───── Brano di lettura

L’agenzia di rating Moody’s “promuove” gli sforzi italiani e stima una crescita del Paese tra lo 0 e l’1% nel 2014 e nel 2015.
Percentuali di fatto poco rassicuranti su una reale uscita dalla crisi, ma di segno positivo: un orizzonte per nulla scontato, visto che per quest’anno la stessa agenzia di rating Usa prevede un calo del Pil italiano tra il 2% e l’1%.
Resta allarmante però il dato sulla disoccupazione, che per Moody’s nel 2014 si muoverà tra il 12% e il 13%.

“L’Italia dovrebbe ritornare a una crescita positiva nel 2014”, si legge nel Global macro Outlook 2013-2015 di Moody’s.
L’agenzia di rating stima un calo del Prodotto interno lordo tra il 2% e l’1% nel 2013 e un’inversione di tendenza tra lo zero e l’1% nel 2014 e nel 2015.
Permangono però grosse criticità sul versante lavoro: la disoccupazione, si legge nell’outlook, nel prossimo anno stazionerà nell’orbita compresa tra il 12% e il 13%.
Il prossimo anno, tuttavia, scrivono ancora gli analisti di Moody’s, “per la prima volta dal 2010 tutti i Paesi del G20 potrebbero registrare un rialzo del Pil”.

Moody’s analizza anche la crisi dell’Eurozona, sottolineando il rischio di un’aggravarsi della stessa “se si allentassero i programmi di austerità” intrapresi.
In Italia e Grecia, in particolare, scrive l’agenzia di rating, ci sono inoltre rischi “non trascurabili” che crescano “i partiti anti-euro, con un programma di uscita dalla moneta unica”: la possibilità che uno Stato membro esca dalla moneta unica, ricorda Moody’s, è di “una su tre”.

──────────

» Compito
Trascrivi parola per parola una parte dell'articolo sulle previsioni di Moody's per l'Italia: comincia dalle parole "Resta allarmante però" e fermati dopo "compresa tra il 12% e il 13%.". L'elenco non serve per svolgere il lavoro.

───── Dati da esaminare

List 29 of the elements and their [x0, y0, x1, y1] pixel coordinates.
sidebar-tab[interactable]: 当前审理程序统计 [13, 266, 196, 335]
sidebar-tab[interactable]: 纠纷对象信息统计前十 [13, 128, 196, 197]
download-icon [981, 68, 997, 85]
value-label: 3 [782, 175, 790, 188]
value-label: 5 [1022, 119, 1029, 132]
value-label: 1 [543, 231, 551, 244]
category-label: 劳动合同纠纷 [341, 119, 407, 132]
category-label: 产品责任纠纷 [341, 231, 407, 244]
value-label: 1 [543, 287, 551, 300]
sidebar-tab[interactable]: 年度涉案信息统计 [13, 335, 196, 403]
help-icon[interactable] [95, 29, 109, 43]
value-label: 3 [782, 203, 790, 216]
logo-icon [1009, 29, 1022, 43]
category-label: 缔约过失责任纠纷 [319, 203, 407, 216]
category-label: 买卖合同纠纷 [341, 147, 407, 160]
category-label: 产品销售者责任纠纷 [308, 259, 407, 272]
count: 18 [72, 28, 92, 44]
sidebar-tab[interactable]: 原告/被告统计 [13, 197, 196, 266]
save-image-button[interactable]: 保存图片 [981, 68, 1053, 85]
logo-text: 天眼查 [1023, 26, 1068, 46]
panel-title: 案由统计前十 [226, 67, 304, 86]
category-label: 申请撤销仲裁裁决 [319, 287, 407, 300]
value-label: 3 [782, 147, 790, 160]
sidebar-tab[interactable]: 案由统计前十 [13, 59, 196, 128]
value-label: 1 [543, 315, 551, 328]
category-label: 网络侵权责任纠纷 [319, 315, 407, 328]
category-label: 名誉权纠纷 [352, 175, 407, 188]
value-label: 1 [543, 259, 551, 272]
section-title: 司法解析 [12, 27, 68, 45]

──────────

» Spazio risposta
Resta allarmante però il dato sulla disoccupazione, che per Moody’s nel 2014 si muoverà tra il 12% e il 13%.

“L’Italia dovrebbe ritornare a una crescita positiva nel 2014”, si legge nel Global macro Outlook 2013-2015 di Moody’s.
L’agenzia di rating stima un calo del Prodotto interno lordo tra il 2% e l’1% nel 2013 e un’inversione di tendenza tra lo zero e l’1% nel 2014 e nel 2015.
Permangono però grosse criticità sul versante lavoro: la disoccupazione, si legge nell’outlook, nel prossimo anno stazionerà nell’orbita compresa tra il 12% e il 13%.